▶ WHAT IS REQUIRED: Please pull out every line of the records that contains the string "pixel", and copy each one in full.
*** DATA FOR THE TASK ***
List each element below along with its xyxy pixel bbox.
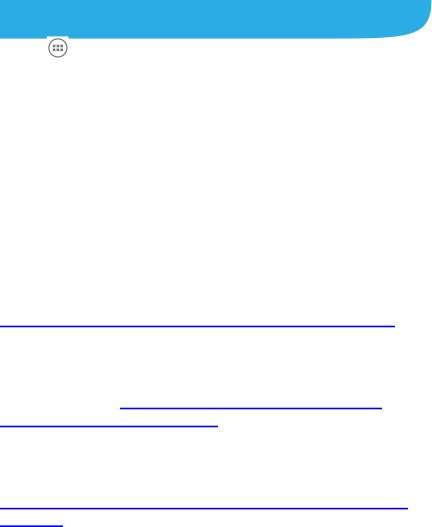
button[interactable]: Menu — [47, 37, 69, 59]
button[interactable]: Link five — [0, 511, 63, 527]
button[interactable]: Link four — [0, 494, 408, 510]
button[interactable]: Link one — [0, 312, 395, 328]
button[interactable]: Link two — [120, 394, 382, 410]
button[interactable]: Link three — [0, 412, 218, 428]
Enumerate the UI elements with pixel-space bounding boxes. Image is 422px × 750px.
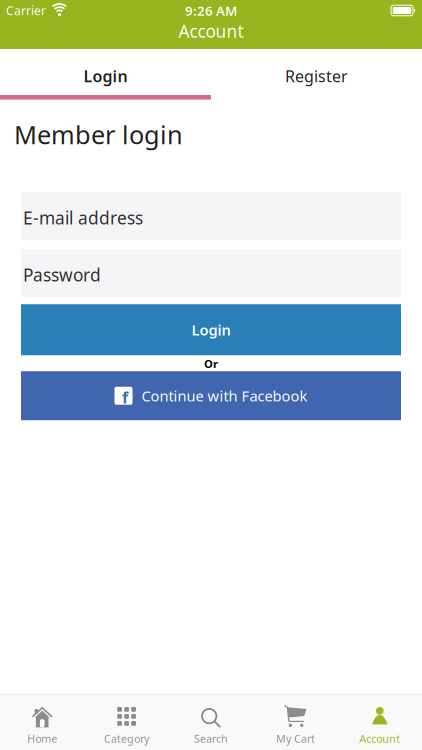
***
▶ EXERCISE OUTPUT:
List each element below along with its xyxy pixel bbox.
Enumerate the UI elements with pixel-space bounding boxes. Image is 422px × 750px.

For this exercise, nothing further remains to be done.